» **What the task requires**: Leave out the pictures and repeat the rest of the material exactly.

» **Dataset records**:
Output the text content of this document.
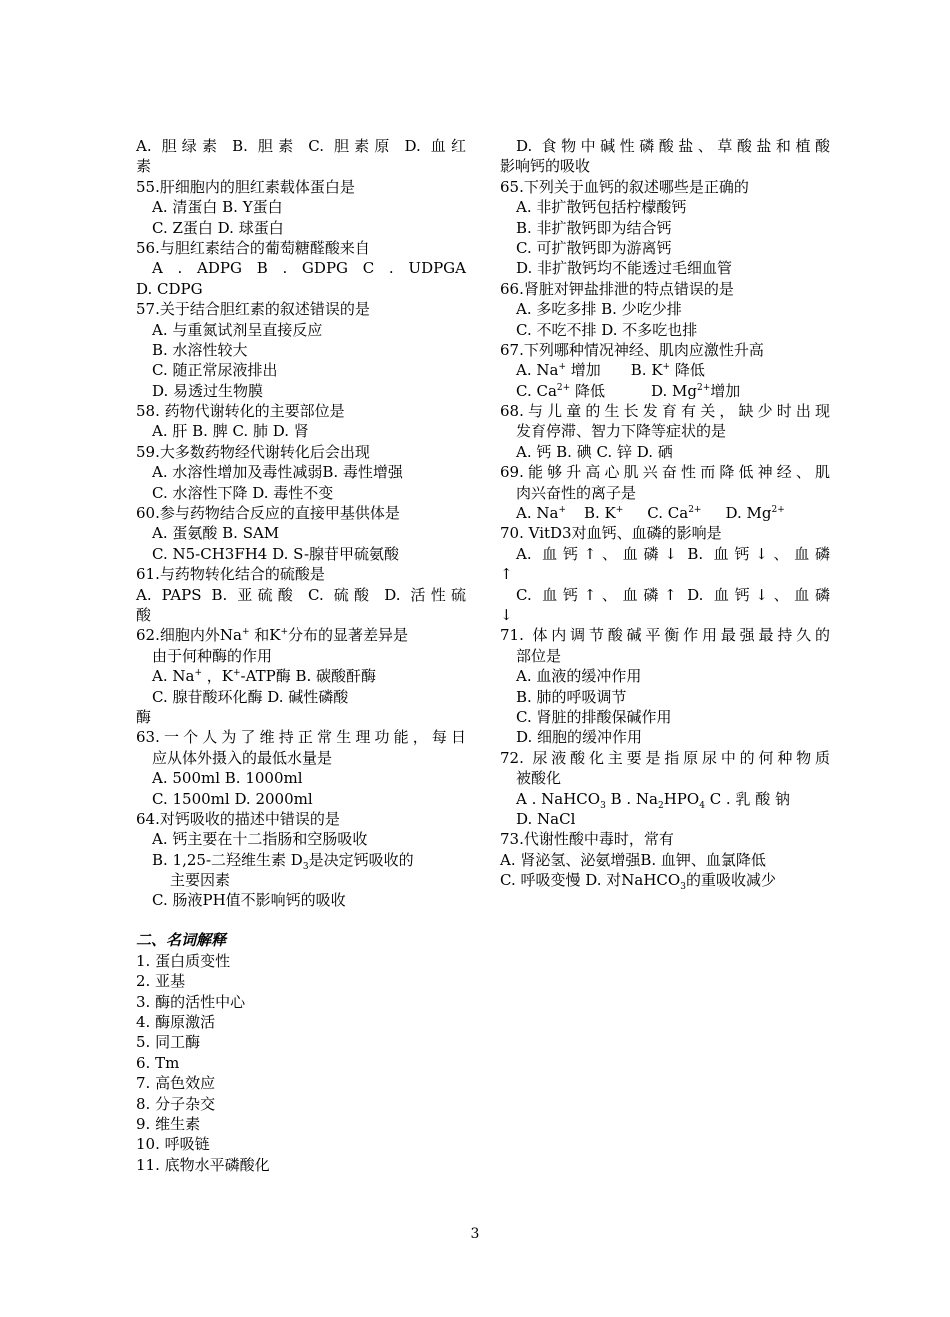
A. 胆绿素 B. 胆素 C. 胆素原 D. 血红
素
55.肝细胞内的胆红素载体蛋白是
A. 清蛋白 B. Y蛋白
C. Z蛋白 D. 球蛋白
56.与胆红素结合的葡萄糖醛酸来自
A . ADPG B . GDPG C . UDPGA
D. CDPG
57.关于结合胆红素的叙述错误的是
A. 与重氮试剂呈直接反应
B. 水溶性较大
C. 随正常尿液排出
D. 易透过生物膜
58. 药物代谢转化的主要部位是
A. 肝 B. 脾 C. 肺 D. 肾
59.大多数药物经代谢转化后会出现
A. 水溶性增加及毒性减弱B. 毒性增强
C. 水溶性下降 D. 毒性不变
60.参与药物结合反应的直接甲基供体是
A. 蛋氨酸 B. SAM
C. N5-CH3FH4 D. S-腺苷甲硫氨酸
61.与药物转化结合的硫酸是
A. PAPS B. 亚硫酸 C. 硫酸 D. 活性硫
酸
62.细胞内外Na+ 和K+分布的显著差异是
由于何种酶的作用
A. Na+ ，K+-ATP酶 B. 碳酸酐酶
C. 腺苷酸环化酶 D. 碱性磷酸
酶
63.一个人为了维持正常生理功能，每日
应从体外摄入的最低水量是
A. 500ml B. 1000ml
C. 1500ml D. 2000ml
64.对钙吸收的描述中错误的是
A. 钙主要在十二指肠和空肠吸收
B. 1,25-二羟维生素 $D_3$是决定钙吸收的
主要因素
C. 肠液PH值不影响钙的吸收
二、名词解释
1. 蛋白质变性
2. 亚基
3. 酶的活性中心
4. 酶原激活
5. 同工酶
6. Tm
7. 高色效应
8. 分子杂交
9. 维生素
10. 呼吸链
11. 底物水平磷酸化
D. 食物中碱性磷酸盐、草酸盐和植酸
影响钙的吸收
65.下列关于血钙的叙述哪些是正确的
A. 非扩散钙包括柠檬酸钙
B. 非扩散钙即为结合钙
C. 可扩散钙即为游离钙
D. 非扩散钙均不能透过毛细血管
66.肾脏对钾盐排泄的特点错误的是
A. 多吃多排 B. 少吃少排
C. 不吃不排 D. 不多吃也排
67.下列哪种情况神经、肌肉应激性升高
A. Na+ 增加 B. K+ 降低
C. $Ca^{2+}$ 降低	D. $Mg^{2+}$增加
68.与儿童的生长发育有关，缺少时出现
发育停滞、智力下降等症状的是
A. 钙 B. 碘 C. 锌 D. 硒
69.能够升高心肌兴奋性而降低神经、肌
肉兴奋性的离子是
A. Na+ B. K+ C. $Ca^{2+}$ D. $Mg^{2+}$
70. VitD3对血钙、血磷的影响是
A. 血钙↑、血磷↓ B. 血钙↓、血磷
↑
C. 血钙↑、血磷↑ D. 血钙↓、血磷
↓
71. 体内调节酸碱平衡作用最强最持久的
部位是
A. 血液的缓冲作用
B. 肺的呼吸调节
C. 肾脏的排酸保碱作用
D. 细胞的缓冲作用
72. 尿液酸化主要是指原尿中的何种物质
被酸化
A . NaHCO$_3$ B . $Na_2HPO_4$ C . 乳 酸 钠
D. NaCl
73.代谢性酸中毒时，常有
A. 肾泌氢、泌氨增强B. 血钾、血氯降低
C. 呼吸变慢 D. 对NaHCO$_3$的重吸收减少
3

» **Reply**:
Output the text content of this document.
A. 胆绿素 B. 胆素 C. 胆素原 D. 血红
素
55.肝细胞内的胆红素载体蛋白是
A. 清蛋白 B. Y蛋白
C. Z蛋白 D. 球蛋白
56.与胆红素结合的葡萄糖醛酸来自
A . ADPG B . GDPG C . UDPGA
D. CDPG
57.关于结合胆红素的叙述错误的是
A. 与重氮试剂呈直接反应
B. 水溶性较大
C. 随正常尿液排出
D. 易透过生物膜
58. 药物代谢转化的主要部位是
A. 肝 B. 脾 C. 肺 D. 肾
59.大多数药物经代谢转化后会出现
A. 水溶性增加及毒性减弱B. 毒性增强
C. 水溶性下降 D. 毒性不变
60.参与药物结合反应的直接甲基供体是
A. 蛋氨酸 B. SAM
C. N5-CH3FH4 D. S-腺苷甲硫氨酸
61.与药物转化结合的硫酸是
A. PAPS B. 亚硫酸 C. 硫酸 D. 活性硫
酸
62.细胞内外Na+ 和K+分布的显著差异是
由于何种酶的作用
A. Na+ ，K+-ATP酶 B. 碳酸酐酶
C. 腺苷酸环化酶 D. 碱性磷酸
酶
63.一个人为了维持正常生理功能，每日
应从体外摄入的最低水量是
A. 500ml B. 1000ml
C. 1500ml D. 2000ml
64.对钙吸收的描述中错误的是
A. 钙主要在十二指肠和空肠吸收
B. 1,25-二羟维生素 $D_3$是决定钙吸收的
主要因素
C. 肠液PH值不影响钙的吸收
二、名词解释
1. 蛋白质变性
2. 亚基
3. 酶的活性中心
4. 酶原激活
5. 同工酶
6. Tm
7. 高色效应
8. 分子杂交
9. 维生素
10. 呼吸链
11. 底物水平磷酸化
D. 食物中碱性磷酸盐、草酸盐和植酸
影响钙的吸收
65.下列关于血钙的叙述哪些是正确的
A. 非扩散钙包括柠檬酸钙
B. 非扩散钙即为结合钙
C. 可扩散钙即为游离钙
D. 非扩散钙均不能透过毛细血管
66.肾脏对钾盐排泄的特点错误的是
A. 多吃多排 B. 少吃少排
C. 不吃不排 D. 不多吃也排
67.下列哪种情况神经、肌肉应激性升高
A. Na+ 增加 B. K+ 降低
C. $Ca^{2+}$ 降低	D. $Mg^{2+}$增加
68.与儿童的生长发育有关，缺少时出现
发育停滞、智力下降等症状的是
A. 钙 B. 碘 C. 锌 D. 硒
69.能够升高心肌兴奋性而降低神经、肌
肉兴奋性的离子是
A. Na+ B. K+ C. $Ca^{2+}$ D. $Mg^{2+}$
70. VitD3对血钙、血磷的影响是
A. 血钙↑、血磷↓ B. 血钙↓、血磷
↑
C. 血钙↑、血磷↑ D. 血钙↓、血磷
↓
71. 体内调节酸碱平衡作用最强最持久的
部位是
A. 血液的缓冲作用
B. 肺的呼吸调节
C. 肾脏的排酸保碱作用
D. 细胞的缓冲作用
72. 尿液酸化主要是指原尿中的何种物质
被酸化
A . NaHCO$_3$ B . $Na_2HPO_4$ C . 乳 酸 钠
D. NaCl
73.代谢性酸中毒时，常有
A. 肾泌氢、泌氨增强B. 血钾、血氯降低
C. 呼吸变慢 D. 对NaHCO$_3$的重吸收减少
3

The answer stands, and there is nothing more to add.